● **Extracted records**:

+ + + + +

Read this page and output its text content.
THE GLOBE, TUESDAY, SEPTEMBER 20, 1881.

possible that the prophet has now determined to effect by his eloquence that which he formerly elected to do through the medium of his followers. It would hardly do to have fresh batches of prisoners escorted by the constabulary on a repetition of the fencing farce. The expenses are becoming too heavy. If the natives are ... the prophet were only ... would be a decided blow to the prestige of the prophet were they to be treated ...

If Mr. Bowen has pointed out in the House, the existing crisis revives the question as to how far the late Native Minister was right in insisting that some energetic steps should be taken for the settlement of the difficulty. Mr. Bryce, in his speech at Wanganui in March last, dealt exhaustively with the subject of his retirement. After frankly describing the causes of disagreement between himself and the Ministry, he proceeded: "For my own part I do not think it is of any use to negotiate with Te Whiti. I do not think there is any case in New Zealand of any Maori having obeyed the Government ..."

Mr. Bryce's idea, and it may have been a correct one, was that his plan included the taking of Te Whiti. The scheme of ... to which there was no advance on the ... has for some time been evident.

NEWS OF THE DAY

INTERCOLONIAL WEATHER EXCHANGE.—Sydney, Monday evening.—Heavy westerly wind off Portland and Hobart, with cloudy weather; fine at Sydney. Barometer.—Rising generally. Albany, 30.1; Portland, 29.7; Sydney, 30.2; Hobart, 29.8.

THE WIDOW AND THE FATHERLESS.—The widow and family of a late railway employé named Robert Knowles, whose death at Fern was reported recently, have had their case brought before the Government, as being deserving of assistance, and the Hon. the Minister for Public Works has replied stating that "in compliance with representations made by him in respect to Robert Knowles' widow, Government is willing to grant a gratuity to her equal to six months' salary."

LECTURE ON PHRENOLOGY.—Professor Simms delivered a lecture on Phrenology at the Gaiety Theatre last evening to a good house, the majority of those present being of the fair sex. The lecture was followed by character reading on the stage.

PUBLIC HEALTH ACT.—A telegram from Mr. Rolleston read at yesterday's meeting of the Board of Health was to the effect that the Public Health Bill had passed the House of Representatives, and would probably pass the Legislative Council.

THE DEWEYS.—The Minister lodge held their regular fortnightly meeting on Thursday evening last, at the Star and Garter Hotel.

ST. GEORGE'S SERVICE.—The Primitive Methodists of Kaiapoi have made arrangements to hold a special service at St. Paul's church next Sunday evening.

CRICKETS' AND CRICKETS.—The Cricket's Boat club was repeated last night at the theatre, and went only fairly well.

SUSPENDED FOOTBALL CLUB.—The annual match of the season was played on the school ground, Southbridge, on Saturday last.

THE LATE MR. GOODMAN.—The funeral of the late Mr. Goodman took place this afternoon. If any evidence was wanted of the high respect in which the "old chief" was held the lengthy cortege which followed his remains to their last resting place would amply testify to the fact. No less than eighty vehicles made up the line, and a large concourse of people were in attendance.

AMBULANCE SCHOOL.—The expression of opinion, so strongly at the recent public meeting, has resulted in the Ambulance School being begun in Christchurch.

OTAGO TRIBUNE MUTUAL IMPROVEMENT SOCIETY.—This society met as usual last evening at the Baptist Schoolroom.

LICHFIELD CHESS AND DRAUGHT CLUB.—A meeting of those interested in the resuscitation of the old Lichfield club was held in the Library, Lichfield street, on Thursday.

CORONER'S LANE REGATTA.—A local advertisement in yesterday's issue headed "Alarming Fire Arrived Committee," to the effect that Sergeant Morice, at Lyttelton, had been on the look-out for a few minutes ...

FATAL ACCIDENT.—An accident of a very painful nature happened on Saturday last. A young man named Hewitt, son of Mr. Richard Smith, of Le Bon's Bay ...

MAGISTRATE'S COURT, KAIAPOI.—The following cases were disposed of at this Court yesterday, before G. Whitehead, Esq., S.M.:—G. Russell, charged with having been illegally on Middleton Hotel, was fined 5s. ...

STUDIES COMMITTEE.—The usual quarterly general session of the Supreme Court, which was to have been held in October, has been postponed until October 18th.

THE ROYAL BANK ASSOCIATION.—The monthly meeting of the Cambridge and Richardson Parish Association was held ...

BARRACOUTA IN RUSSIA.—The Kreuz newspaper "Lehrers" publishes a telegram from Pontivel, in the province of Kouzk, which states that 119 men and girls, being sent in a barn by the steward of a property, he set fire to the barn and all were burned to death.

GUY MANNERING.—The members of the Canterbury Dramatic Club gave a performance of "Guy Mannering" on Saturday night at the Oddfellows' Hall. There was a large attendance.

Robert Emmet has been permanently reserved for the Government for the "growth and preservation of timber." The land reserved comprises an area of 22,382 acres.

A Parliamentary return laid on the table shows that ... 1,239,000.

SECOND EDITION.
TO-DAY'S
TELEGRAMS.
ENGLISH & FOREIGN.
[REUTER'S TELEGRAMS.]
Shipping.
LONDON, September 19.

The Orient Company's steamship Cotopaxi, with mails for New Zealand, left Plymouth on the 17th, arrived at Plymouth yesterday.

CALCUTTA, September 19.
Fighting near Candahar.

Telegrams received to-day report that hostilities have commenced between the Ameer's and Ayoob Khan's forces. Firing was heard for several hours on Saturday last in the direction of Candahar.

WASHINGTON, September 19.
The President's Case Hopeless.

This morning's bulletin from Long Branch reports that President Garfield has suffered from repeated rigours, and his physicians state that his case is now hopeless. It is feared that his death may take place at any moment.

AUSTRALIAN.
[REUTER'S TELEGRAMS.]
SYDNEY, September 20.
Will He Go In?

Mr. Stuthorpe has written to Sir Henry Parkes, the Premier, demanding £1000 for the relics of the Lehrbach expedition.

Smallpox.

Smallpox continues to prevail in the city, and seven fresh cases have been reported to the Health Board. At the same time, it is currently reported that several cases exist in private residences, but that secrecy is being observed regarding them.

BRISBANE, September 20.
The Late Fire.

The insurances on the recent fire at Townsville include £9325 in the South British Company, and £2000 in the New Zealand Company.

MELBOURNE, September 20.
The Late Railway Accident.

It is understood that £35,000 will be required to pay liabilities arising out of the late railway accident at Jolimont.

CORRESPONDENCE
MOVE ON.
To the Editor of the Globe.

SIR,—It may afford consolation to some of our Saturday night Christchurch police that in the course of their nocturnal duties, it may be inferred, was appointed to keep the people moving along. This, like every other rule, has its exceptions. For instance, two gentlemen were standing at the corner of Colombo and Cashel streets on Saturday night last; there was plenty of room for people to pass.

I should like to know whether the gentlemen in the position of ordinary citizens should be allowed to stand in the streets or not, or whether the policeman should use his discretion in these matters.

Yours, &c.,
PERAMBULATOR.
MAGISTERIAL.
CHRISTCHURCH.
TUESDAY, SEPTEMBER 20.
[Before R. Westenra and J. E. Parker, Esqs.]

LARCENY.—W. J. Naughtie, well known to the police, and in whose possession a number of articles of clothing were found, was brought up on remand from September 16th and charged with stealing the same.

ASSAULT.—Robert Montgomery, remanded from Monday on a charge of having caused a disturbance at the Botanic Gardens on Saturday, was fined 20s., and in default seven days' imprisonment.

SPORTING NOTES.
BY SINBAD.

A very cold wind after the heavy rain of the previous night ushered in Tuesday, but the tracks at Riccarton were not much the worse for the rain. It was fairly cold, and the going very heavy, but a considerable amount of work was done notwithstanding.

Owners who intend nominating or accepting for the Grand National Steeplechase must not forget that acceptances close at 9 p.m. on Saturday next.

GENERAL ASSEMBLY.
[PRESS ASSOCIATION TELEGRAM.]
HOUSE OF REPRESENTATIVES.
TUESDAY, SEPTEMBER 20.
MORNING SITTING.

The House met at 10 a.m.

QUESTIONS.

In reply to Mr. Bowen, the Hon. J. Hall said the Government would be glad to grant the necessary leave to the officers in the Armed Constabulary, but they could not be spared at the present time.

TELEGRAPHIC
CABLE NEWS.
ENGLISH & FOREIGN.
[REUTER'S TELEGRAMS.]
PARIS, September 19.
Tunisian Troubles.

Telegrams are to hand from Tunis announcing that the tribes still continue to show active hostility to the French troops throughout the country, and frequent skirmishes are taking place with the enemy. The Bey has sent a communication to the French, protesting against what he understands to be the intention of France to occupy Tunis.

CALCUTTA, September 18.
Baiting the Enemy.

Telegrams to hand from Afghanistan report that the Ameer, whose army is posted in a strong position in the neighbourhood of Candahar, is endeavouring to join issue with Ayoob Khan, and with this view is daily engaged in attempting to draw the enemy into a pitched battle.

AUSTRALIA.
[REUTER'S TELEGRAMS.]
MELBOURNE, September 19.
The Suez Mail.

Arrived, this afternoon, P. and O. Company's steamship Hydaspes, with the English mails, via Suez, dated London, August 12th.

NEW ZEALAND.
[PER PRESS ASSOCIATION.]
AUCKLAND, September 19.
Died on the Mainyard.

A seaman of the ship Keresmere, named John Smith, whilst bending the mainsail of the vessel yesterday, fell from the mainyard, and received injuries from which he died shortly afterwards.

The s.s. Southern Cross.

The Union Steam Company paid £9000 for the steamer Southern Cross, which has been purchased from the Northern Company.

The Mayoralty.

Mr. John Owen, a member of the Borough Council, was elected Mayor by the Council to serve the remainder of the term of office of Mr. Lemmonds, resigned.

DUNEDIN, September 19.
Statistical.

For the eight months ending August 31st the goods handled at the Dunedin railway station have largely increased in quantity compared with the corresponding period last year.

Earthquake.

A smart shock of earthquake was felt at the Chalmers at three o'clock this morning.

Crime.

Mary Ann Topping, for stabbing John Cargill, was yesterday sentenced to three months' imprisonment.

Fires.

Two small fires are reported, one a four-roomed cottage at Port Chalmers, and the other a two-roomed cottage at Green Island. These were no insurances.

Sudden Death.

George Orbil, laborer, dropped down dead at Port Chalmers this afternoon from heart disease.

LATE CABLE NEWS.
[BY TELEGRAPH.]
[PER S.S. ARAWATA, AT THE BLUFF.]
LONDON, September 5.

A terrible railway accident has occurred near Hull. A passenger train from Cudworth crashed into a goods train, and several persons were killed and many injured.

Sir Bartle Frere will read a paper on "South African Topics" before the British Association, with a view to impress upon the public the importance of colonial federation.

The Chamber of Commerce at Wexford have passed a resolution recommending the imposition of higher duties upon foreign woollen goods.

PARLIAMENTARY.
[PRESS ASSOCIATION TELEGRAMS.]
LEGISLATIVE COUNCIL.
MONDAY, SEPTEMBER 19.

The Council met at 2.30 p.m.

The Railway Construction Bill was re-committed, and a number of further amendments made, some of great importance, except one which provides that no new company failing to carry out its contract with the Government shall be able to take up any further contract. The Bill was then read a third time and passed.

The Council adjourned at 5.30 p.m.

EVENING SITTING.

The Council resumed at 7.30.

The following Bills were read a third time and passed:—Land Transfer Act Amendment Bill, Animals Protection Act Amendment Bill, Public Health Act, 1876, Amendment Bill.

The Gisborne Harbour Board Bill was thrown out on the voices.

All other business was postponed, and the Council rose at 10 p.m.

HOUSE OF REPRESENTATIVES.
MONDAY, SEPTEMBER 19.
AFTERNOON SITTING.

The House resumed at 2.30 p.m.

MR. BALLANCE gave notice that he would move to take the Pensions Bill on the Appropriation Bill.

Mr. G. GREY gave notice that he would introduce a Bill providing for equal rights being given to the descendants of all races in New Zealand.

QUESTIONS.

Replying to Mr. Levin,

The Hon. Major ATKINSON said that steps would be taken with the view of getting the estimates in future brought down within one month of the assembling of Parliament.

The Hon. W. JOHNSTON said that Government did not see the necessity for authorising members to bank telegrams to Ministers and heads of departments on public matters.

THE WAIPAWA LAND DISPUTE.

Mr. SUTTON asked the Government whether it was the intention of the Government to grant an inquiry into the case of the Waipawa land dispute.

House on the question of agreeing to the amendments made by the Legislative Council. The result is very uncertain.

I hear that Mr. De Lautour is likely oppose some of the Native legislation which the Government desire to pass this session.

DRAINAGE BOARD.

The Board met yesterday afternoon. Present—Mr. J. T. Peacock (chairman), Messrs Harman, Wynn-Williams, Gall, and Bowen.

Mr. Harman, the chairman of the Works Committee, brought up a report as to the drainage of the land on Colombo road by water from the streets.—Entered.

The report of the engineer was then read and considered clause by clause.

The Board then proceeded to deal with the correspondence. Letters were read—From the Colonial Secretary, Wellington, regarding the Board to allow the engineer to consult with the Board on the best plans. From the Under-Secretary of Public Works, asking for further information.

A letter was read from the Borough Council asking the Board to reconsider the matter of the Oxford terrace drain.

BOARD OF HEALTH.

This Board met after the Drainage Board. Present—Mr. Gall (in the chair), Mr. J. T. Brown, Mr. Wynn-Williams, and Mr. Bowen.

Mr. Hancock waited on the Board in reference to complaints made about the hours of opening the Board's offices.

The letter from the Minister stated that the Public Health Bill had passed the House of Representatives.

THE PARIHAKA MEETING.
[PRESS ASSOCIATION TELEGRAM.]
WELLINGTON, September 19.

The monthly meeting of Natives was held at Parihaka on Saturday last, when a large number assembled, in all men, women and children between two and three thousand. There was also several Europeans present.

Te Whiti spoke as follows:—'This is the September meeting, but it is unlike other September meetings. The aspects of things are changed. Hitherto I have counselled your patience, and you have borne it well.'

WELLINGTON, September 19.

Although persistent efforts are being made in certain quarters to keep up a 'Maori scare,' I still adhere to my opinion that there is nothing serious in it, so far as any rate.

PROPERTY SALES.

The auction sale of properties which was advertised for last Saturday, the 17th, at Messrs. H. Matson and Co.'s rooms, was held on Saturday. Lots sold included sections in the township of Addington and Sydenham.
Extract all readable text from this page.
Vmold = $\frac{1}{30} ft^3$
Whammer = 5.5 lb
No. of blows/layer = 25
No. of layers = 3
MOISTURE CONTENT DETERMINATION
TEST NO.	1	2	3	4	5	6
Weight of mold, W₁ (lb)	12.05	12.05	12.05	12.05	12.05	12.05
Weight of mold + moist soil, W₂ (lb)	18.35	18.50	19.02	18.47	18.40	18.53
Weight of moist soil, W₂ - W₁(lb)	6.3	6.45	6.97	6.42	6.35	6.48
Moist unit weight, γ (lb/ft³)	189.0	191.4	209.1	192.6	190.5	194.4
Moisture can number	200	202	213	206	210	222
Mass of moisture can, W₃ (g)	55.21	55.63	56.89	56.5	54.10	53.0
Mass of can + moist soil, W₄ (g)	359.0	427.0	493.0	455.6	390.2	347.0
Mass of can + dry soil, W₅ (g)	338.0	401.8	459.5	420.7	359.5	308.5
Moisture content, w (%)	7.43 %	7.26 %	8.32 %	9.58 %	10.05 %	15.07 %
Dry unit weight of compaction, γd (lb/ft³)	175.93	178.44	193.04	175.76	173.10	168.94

+ + + + +

● **TO BE DONE**: Only the lines from the one with "Extract all readable text from this page." through the end of the material are wanted; copy them exactly, both ends included.

● **COMPLETE RESPONSE**:
Extract all readable text from this page.
Vmold = $\frac{1}{30} ft^3$
Whammer = 5.5 lb
No. of blows/layer = 25
No. of layers = 3
MOISTURE CONTENT DETERMINATION
TEST NO.	1	2	3	4	5	6
Weight of mold, W₁ (lb)	12.05	12.05	12.05	12.05	12.05	12.05
Weight of mold + moist soil, W₂ (lb)	18.35	18.50	19.02	18.47	18.40	18.53
Weight of moist soil, W₂ - W₁(lb)	6.3	6.45	6.97	6.42	6.35	6.48
Moist unit weight, γ (lb/ft³)	189.0	191.4	209.1	192.6	190.5	194.4
Moisture can number	200	202	213	206	210	222
Mass of moisture can, W₃ (g)	55.21	55.63	56.89	56.5	54.10	53.0
Mass of can + moist soil, W₄ (g)	359.0	427.0	493.0	455.6	390.2	347.0
Mass of can + dry soil, W₅ (g)	338.0	401.8	459.5	420.7	359.5	308.5
Moisture content, w (%)	7.43 %	7.26 %	8.32 %	9.58 %	10.05 %	15.07 %
Dry unit weight of compaction, γd (lb/ft³)	175.93	178.44	193.04	175.76	173.10	168.94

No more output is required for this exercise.